Written exercise: Write out every entry precisely as given, leaving the pictures out.

Extracted records
========================================================================
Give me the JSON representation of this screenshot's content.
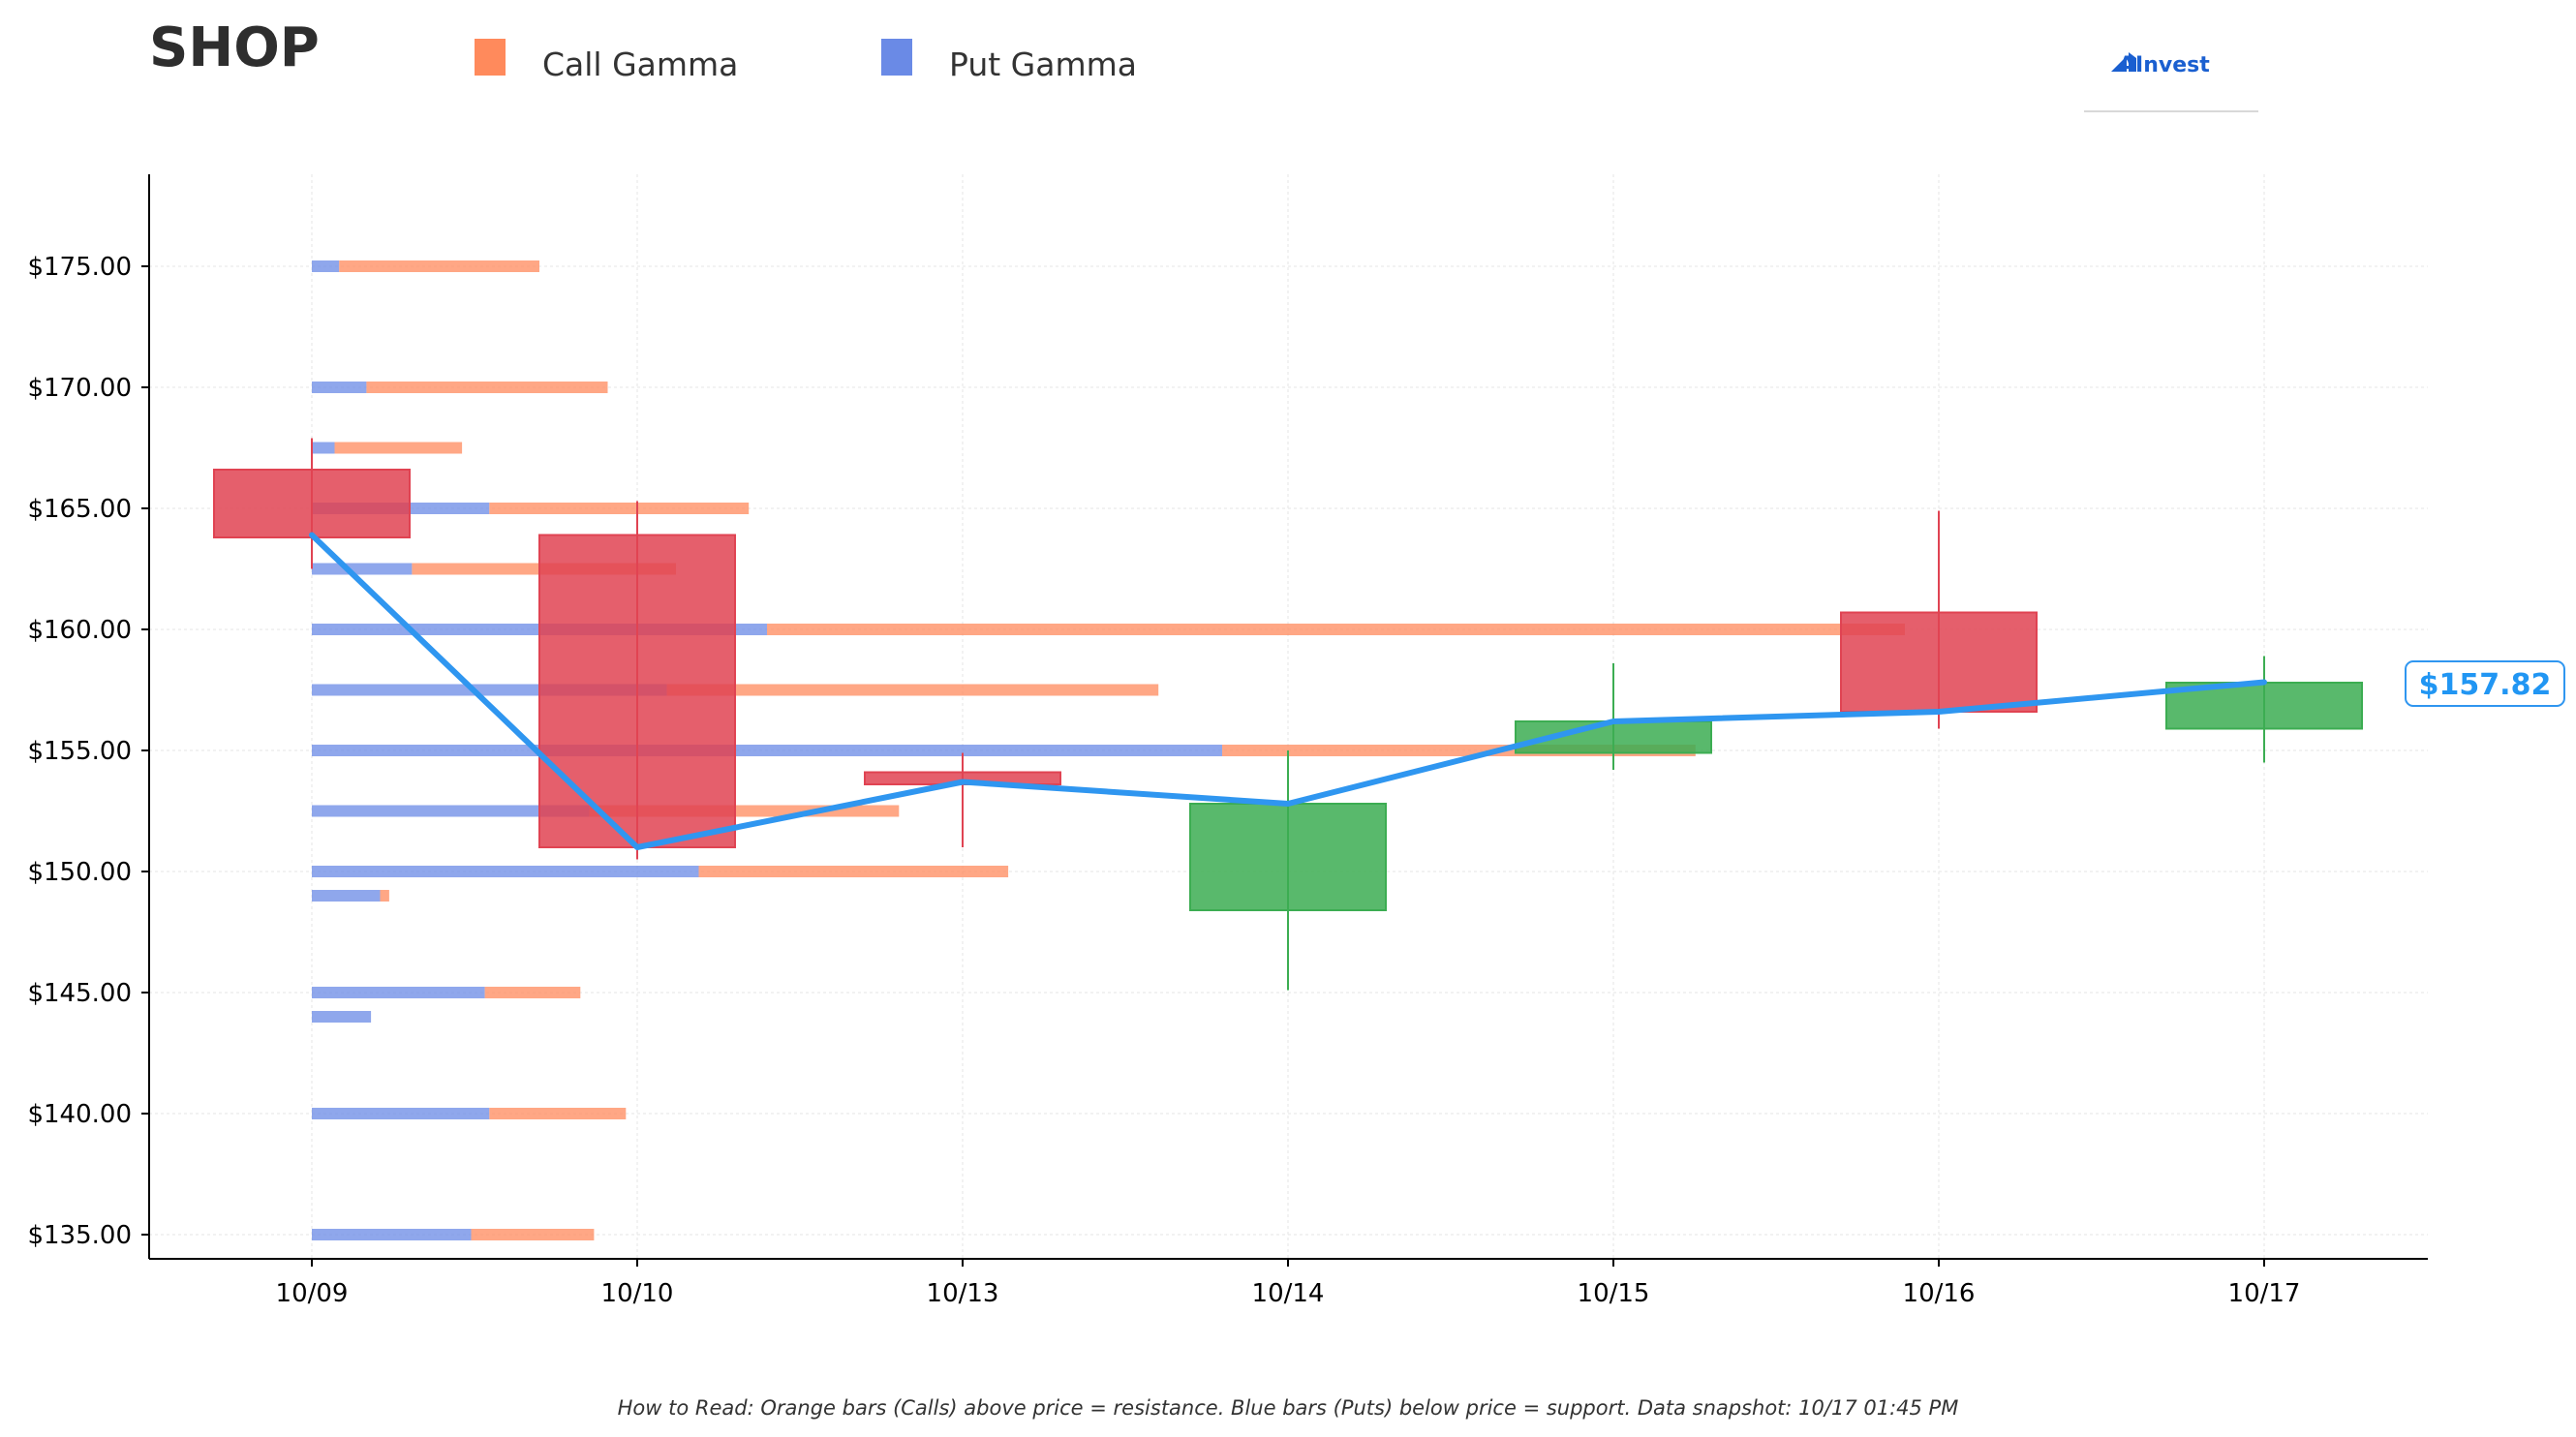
{
  "ticker": "SHOP",
  "legend": [
    {
      "label": "Call Gamma",
      "color": "#ff8a5c"
    },
    {
      "label": "Put Gamma",
      "color": "#6a8ae6"
    }
  ],
  "logo": {
    "text": "AInvest",
    "color": "#1a5fd0"
  },
  "footnote": "How to Read: Orange bars (Calls) above price = resistance. Blue bars (Puts) below price = support. Data snapshot: 10/17 01:45 PM",
  "current_price_label": "$157.82",
  "colors": {
    "call": "#ff8a5c",
    "put": "#6a8ae6",
    "up": "#3cad52",
    "down": "#e04352",
    "price_line": "#2f96f0",
    "axis": "#000000"
  },
  "chart_data": {
    "type": "candlestick",
    "categories": [
      "10/09",
      "10/10",
      "10/13",
      "10/14",
      "10/15",
      "10/16",
      "10/17"
    ],
    "ylim": [
      133,
      179
    ],
    "yticks": [
      135,
      140,
      145,
      150,
      155,
      160,
      165,
      170,
      175
    ],
    "ytick_labels": [
      "$135.00",
      "$140.00",
      "$145.00",
      "$150.00",
      "$155.00",
      "$160.00",
      "$165.00",
      "$170.00",
      "$175.00"
    ],
    "grid": true,
    "legend_position": "top",
    "candles": [
      {
        "date": "10/09",
        "open": 166.6,
        "high": 167.9,
        "low": 162.5,
        "close": 163.8
      },
      {
        "date": "10/10",
        "open": 163.9,
        "high": 165.3,
        "low": 150.5,
        "close": 151.0
      },
      {
        "date": "10/13",
        "open": 154.1,
        "high": 154.9,
        "low": 151.0,
        "close": 153.6
      },
      {
        "date": "10/14",
        "open": 148.4,
        "high": 155.0,
        "low": 145.1,
        "close": 152.8
      },
      {
        "date": "10/15",
        "open": 154.9,
        "high": 158.6,
        "low": 154.2,
        "close": 156.2
      },
      {
        "date": "10/16",
        "open": 160.7,
        "high": 164.9,
        "low": 155.9,
        "close": 156.6
      },
      {
        "date": "10/17",
        "open": 155.9,
        "high": 158.9,
        "low": 154.5,
        "close": 157.8
      }
    ],
    "price_line": {
      "x": [
        "10/09",
        "10/10",
        "10/13",
        "10/14",
        "10/15",
        "10/16",
        "10/17"
      ],
      "y": [
        163.9,
        151.0,
        153.7,
        152.8,
        156.2,
        156.6,
        157.82
      ]
    },
    "gamma_strikes": [
      {
        "strike": 175.0,
        "put": 0.06,
        "call": 0.44
      },
      {
        "strike": 170.0,
        "put": 0.12,
        "call": 0.53
      },
      {
        "strike": 167.5,
        "put": 0.05,
        "call": 0.28
      },
      {
        "strike": 165.0,
        "put": 0.39,
        "call": 0.57
      },
      {
        "strike": 162.5,
        "put": 0.22,
        "call": 0.58
      },
      {
        "strike": 160.0,
        "put": 1.0,
        "call": 2.5
      },
      {
        "strike": 157.5,
        "put": 0.78,
        "call": 1.08
      },
      {
        "strike": 155.0,
        "put": 2.0,
        "call": 1.04
      },
      {
        "strike": 152.5,
        "put": 0.61,
        "call": 0.68
      },
      {
        "strike": 150.0,
        "put": 0.85,
        "call": 0.68
      },
      {
        "strike": 149.0,
        "put": 0.15,
        "call": 0.02
      },
      {
        "strike": 145.0,
        "put": 0.38,
        "call": 0.21
      },
      {
        "strike": 144.0,
        "put": 0.13,
        "call": 0.0
      },
      {
        "strike": 140.0,
        "put": 0.39,
        "call": 0.3
      },
      {
        "strike": 135.0,
        "put": 0.35,
        "call": 0.27
      }
    ]
  }
}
========================================================================
Solution to the problem:
Give me the JSON representation of this screenshot's content.
{
  "ticker": "SHOP",
  "legend": [
    {
      "label": "Call Gamma",
      "color": "#ff8a5c"
    },
    {
      "label": "Put Gamma",
      "color": "#6a8ae6"
    }
  ],
  "logo": {
    "text": "AInvest",
    "color": "#1a5fd0"
  },
  "footnote": "How to Read: Orange bars (Calls) above price = resistance. Blue bars (Puts) below price = support. Data snapshot: 10/17 01:45 PM",
  "current_price_label": "$157.82",
  "colors": {
    "call": "#ff8a5c",
    "put": "#6a8ae6",
    "up": "#3cad52",
    "down": "#e04352",
    "price_line": "#2f96f0",
    "axis": "#000000"
  },
  "chart_data": {
    "type": "candlestick",
    "categories": [
      "10/09",
      "10/10",
      "10/13",
      "10/14",
      "10/15",
      "10/16",
      "10/17"
    ],
    "ylim": [
      133,
      179
    ],
    "yticks": [
      135,
      140,
      145,
      150,
      155,
      160,
      165,
      170,
      175
    ],
    "ytick_labels": [
      "$135.00",
      "$140.00",
      "$145.00",
      "$150.00",
      "$155.00",
      "$160.00",
      "$165.00",
      "$170.00",
      "$175.00"
    ],
    "grid": true,
    "legend_position": "top",
    "candles": [
      {
        "date": "10/09",
        "open": 166.6,
        "high": 167.9,
        "low": 162.5,
        "close": 163.8
      },
      {
        "date": "10/10",
        "open": 163.9,
        "high": 165.3,
        "low": 150.5,
        "close": 151.0
      },
      {
        "date": "10/13",
        "open": 154.1,
        "high": 154.9,
        "low": 151.0,
        "close": 153.6
      },
      {
        "date": "10/14",
        "open": 148.4,
        "high": 155.0,
        "low": 145.1,
        "close": 152.8
      },
      {
        "date": "10/15",
        "open": 154.9,
        "high": 158.6,
        "low": 154.2,
        "close": 156.2
      },
      {
        "date": "10/16",
        "open": 160.7,
        "high": 164.9,
        "low": 155.9,
        "close": 156.6
      },
      {
        "date": "10/17",
        "open": 155.9,
        "high": 158.9,
        "low": 154.5,
        "close": 157.8
      }
    ],
    "price_line": {
      "x": [
        "10/09",
        "10/10",
        "10/13",
        "10/14",
        "10/15",
        "10/16",
        "10/17"
      ],
      "y": [
        163.9,
        151.0,
        153.7,
        152.8,
        156.2,
        156.6,
        157.82
      ]
    },
    "gamma_strikes": [
      {
        "strike": 175.0,
        "put": 0.06,
        "call": 0.44
      },
      {
        "strike": 170.0,
        "put": 0.12,
        "call": 0.53
      },
      {
        "strike": 167.5,
        "put": 0.05,
        "call": 0.28
      },
      {
        "strike": 165.0,
        "put": 0.39,
        "call": 0.57
      },
      {
        "strike": 162.5,
        "put": 0.22,
        "call": 0.58
      },
      {
        "strike": 160.0,
        "put": 1.0,
        "call": 2.5
      },
      {
        "strike": 157.5,
        "put": 0.78,
        "call": 1.08
      },
      {
        "strike": 155.0,
        "put": 2.0,
        "call": 1.04
      },
      {
        "strike": 152.5,
        "put": 0.61,
        "call": 0.68
      },
      {
        "strike": 150.0,
        "put": 0.85,
        "call": 0.68
      },
      {
        "strike": 149.0,
        "put": 0.15,
        "call": 0.02
      },
      {
        "strike": 145.0,
        "put": 0.38,
        "call": 0.21
      },
      {
        "strike": 144.0,
        "put": 0.13,
        "call": 0.0
      },
      {
        "strike": 140.0,
        "put": 0.39,
        "call": 0.3
      },
      {
        "strike": 135.0,
        "put": 0.35,
        "call": 0.27
      }
    ]
  }
}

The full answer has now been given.